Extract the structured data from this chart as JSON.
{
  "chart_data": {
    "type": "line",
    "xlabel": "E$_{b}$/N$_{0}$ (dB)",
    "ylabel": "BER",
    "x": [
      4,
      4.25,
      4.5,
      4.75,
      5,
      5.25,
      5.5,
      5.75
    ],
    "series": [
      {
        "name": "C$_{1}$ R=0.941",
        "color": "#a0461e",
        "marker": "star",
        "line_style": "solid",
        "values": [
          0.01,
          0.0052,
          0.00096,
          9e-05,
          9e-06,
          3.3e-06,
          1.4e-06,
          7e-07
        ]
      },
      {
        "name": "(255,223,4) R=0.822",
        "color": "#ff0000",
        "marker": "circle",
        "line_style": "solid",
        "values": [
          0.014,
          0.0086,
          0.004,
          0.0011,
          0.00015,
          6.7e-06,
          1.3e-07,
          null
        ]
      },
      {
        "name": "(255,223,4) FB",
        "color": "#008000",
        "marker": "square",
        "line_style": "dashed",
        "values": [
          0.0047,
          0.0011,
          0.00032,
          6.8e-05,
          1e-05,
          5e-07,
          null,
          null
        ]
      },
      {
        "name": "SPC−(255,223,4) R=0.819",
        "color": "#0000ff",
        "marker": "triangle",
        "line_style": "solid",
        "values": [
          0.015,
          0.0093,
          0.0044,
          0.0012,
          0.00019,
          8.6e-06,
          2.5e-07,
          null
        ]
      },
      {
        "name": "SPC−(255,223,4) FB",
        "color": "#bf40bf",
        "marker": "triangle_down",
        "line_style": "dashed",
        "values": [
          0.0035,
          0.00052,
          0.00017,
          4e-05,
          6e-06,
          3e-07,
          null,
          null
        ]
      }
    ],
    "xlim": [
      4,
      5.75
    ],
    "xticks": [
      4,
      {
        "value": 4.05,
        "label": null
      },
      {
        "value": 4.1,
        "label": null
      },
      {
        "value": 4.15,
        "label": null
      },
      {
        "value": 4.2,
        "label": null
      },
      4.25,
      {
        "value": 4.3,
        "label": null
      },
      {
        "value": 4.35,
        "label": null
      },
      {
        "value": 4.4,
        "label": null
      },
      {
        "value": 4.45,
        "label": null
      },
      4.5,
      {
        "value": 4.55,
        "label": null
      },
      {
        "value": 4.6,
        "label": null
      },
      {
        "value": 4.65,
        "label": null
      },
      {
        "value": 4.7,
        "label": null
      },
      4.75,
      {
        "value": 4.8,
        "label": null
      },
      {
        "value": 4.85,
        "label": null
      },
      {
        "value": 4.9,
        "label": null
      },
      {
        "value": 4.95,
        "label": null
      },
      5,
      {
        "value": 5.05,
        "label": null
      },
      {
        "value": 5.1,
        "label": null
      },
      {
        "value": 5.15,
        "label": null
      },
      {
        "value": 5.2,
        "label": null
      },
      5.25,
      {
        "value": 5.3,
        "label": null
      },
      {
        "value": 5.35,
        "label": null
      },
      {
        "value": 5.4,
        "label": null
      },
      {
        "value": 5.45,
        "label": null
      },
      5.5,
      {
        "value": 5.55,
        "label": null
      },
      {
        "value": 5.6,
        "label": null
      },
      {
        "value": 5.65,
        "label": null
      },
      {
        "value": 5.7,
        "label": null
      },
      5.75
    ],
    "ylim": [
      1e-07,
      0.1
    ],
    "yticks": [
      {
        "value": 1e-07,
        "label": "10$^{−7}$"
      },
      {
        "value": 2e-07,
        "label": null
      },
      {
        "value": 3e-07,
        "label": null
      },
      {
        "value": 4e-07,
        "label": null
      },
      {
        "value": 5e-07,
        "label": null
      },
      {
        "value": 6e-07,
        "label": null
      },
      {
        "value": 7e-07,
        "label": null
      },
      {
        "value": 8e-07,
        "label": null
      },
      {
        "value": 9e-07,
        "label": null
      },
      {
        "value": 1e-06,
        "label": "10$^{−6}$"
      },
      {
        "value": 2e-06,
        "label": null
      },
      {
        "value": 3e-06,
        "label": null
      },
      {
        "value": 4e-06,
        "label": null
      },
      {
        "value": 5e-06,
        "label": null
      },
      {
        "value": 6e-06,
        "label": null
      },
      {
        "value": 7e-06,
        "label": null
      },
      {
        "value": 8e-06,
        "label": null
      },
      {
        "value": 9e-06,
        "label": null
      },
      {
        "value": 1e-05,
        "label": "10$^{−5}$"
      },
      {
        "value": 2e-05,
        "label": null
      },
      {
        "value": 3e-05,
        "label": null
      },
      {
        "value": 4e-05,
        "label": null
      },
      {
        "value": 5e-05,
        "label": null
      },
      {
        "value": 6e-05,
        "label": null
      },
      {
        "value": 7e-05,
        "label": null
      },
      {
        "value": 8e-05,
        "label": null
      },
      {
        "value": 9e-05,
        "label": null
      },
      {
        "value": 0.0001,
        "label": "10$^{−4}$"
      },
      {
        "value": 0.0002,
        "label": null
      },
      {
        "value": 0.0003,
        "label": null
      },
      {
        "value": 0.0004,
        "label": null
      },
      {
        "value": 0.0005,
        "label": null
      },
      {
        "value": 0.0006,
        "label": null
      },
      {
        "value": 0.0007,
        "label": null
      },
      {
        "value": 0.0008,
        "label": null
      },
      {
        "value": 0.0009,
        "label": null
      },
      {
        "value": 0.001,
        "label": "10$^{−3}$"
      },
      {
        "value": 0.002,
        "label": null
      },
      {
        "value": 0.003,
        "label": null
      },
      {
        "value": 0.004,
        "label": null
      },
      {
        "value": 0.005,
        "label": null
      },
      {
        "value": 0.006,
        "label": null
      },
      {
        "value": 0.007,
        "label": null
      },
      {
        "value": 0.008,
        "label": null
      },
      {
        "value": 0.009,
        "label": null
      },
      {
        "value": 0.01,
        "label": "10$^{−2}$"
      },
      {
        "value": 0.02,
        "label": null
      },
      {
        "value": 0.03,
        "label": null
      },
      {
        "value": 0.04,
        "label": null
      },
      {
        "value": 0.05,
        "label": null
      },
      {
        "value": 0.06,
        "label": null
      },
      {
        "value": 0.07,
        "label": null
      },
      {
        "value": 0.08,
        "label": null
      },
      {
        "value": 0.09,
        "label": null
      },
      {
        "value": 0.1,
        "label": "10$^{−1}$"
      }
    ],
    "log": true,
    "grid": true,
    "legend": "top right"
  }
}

> _Directions for this task_
Recopy all the lines exactly as they appear.

> _Worked answer_
Extract the structured data from this chart as JSON.
{
  "chart_data": {
    "type": "line",
    "xlabel": "E$_{b}$/N$_{0}$ (dB)",
    "ylabel": "BER",
    "x": [
      4,
      4.25,
      4.5,
      4.75,
      5,
      5.25,
      5.5,
      5.75
    ],
    "series": [
      {
        "name": "C$_{1}$ R=0.941",
        "color": "#a0461e",
        "marker": "star",
        "line_style": "solid",
        "values": [
          0.01,
          0.0052,
          0.00096,
          9e-05,
          9e-06,
          3.3e-06,
          1.4e-06,
          7e-07
        ]
      },
      {
        "name": "(255,223,4) R=0.822",
        "color": "#ff0000",
        "marker": "circle",
        "line_style": "solid",
        "values": [
          0.014,
          0.0086,
          0.004,
          0.0011,
          0.00015,
          6.7e-06,
          1.3e-07,
          null
        ]
      },
      {
        "name": "(255,223,4) FB",
        "color": "#008000",
        "marker": "square",
        "line_style": "dashed",
        "values": [
          0.0047,
          0.0011,
          0.00032,
          6.8e-05,
          1e-05,
          5e-07,
          null,
          null
        ]
      },
      {
        "name": "SPC−(255,223,4) R=0.819",
        "color": "#0000ff",
        "marker": "triangle",
        "line_style": "solid",
        "values": [
          0.015,
          0.0093,
          0.0044,
          0.0012,
          0.00019,
          8.6e-06,
          2.5e-07,
          null
        ]
      },
      {
        "name": "SPC−(255,223,4) FB",
        "color": "#bf40bf",
        "marker": "triangle_down",
        "line_style": "dashed",
        "values": [
          0.0035,
          0.00052,
          0.00017,
          4e-05,
          6e-06,
          3e-07,
          null,
          null
        ]
      }
    ],
    "xlim": [
      4,
      5.75
    ],
    "xticks": [
      4,
      {
        "value": 4.05,
        "label": null
      },
      {
        "value": 4.1,
        "label": null
      },
      {
        "value": 4.15,
        "label": null
      },
      {
        "value": 4.2,
        "label": null
      },
      4.25,
      {
        "value": 4.3,
        "label": null
      },
      {
        "value": 4.35,
        "label": null
      },
      {
        "value": 4.4,
        "label": null
      },
      {
        "value": 4.45,
        "label": null
      },
      4.5,
      {
        "value": 4.55,
        "label": null
      },
      {
        "value": 4.6,
        "label": null
      },
      {
        "value": 4.65,
        "label": null
      },
      {
        "value": 4.7,
        "label": null
      },
      4.75,
      {
        "value": 4.8,
        "label": null
      },
      {
        "value": 4.85,
        "label": null
      },
      {
        "value": 4.9,
        "label": null
      },
      {
        "value": 4.95,
        "label": null
      },
      5,
      {
        "value": 5.05,
        "label": null
      },
      {
        "value": 5.1,
        "label": null
      },
      {
        "value": 5.15,
        "label": null
      },
      {
        "value": 5.2,
        "label": null
      },
      5.25,
      {
        "value": 5.3,
        "label": null
      },
      {
        "value": 5.35,
        "label": null
      },
      {
        "value": 5.4,
        "label": null
      },
      {
        "value": 5.45,
        "label": null
      },
      5.5,
      {
        "value": 5.55,
        "label": null
      },
      {
        "value": 5.6,
        "label": null
      },
      {
        "value": 5.65,
        "label": null
      },
      {
        "value": 5.7,
        "label": null
      },
      5.75
    ],
    "ylim": [
      1e-07,
      0.1
    ],
    "yticks": [
      {
        "value": 1e-07,
        "label": "10$^{−7}$"
      },
      {
        "value": 2e-07,
        "label": null
      },
      {
        "value": 3e-07,
        "label": null
      },
      {
        "value": 4e-07,
        "label": null
      },
      {
        "value": 5e-07,
        "label": null
      },
      {
        "value": 6e-07,
        "label": null
      },
      {
        "value": 7e-07,
        "label": null
      },
      {
        "value": 8e-07,
        "label": null
      },
      {
        "value": 9e-07,
        "label": null
      },
      {
        "value": 1e-06,
        "label": "10$^{−6}$"
      },
      {
        "value": 2e-06,
        "label": null
      },
      {
        "value": 3e-06,
        "label": null
      },
      {
        "value": 4e-06,
        "label": null
      },
      {
        "value": 5e-06,
        "label": null
      },
      {
        "value": 6e-06,
        "label": null
      },
      {
        "value": 7e-06,
        "label": null
      },
      {
        "value": 8e-06,
        "label": null
      },
      {
        "value": 9e-06,
        "label": null
      },
      {
        "value": 1e-05,
        "label": "10$^{−5}$"
      },
      {
        "value": 2e-05,
        "label": null
      },
      {
        "value": 3e-05,
        "label": null
      },
      {
        "value": 4e-05,
        "label": null
      },
      {
        "value": 5e-05,
        "label": null
      },
      {
        "value": 6e-05,
        "label": null
      },
      {
        "value": 7e-05,
        "label": null
      },
      {
        "value": 8e-05,
        "label": null
      },
      {
        "value": 9e-05,
        "label": null
      },
      {
        "value": 0.0001,
        "label": "10$^{−4}$"
      },
      {
        "value": 0.0002,
        "label": null
      },
      {
        "value": 0.0003,
        "label": null
      },
      {
        "value": 0.0004,
        "label": null
      },
      {
        "value": 0.0005,
        "label": null
      },
      {
        "value": 0.0006,
        "label": null
      },
      {
        "value": 0.0007,
        "label": null
      },
      {
        "value": 0.0008,
        "label": null
      },
      {
        "value": 0.0009,
        "label": null
      },
      {
        "value": 0.001,
        "label": "10$^{−3}$"
      },
      {
        "value": 0.002,
        "label": null
      },
      {
        "value": 0.003,
        "label": null
      },
      {
        "value": 0.004,
        "label": null
      },
      {
        "value": 0.005,
        "label": null
      },
      {
        "value": 0.006,
        "label": null
      },
      {
        "value": 0.007,
        "label": null
      },
      {
        "value": 0.008,
        "label": null
      },
      {
        "value": 0.009,
        "label": null
      },
      {
        "value": 0.01,
        "label": "10$^{−2}$"
      },
      {
        "value": 0.02,
        "label": null
      },
      {
        "value": 0.03,
        "label": null
      },
      {
        "value": 0.04,
        "label": null
      },
      {
        "value": 0.05,
        "label": null
      },
      {
        "value": 0.06,
        "label": null
      },
      {
        "value": 0.07,
        "label": null
      },
      {
        "value": 0.08,
        "label": null
      },
      {
        "value": 0.09,
        "label": null
      },
      {
        "value": 0.1,
        "label": "10$^{−1}$"
      }
    ],
    "log": true,
    "grid": true,
    "legend": "top right"
  }
}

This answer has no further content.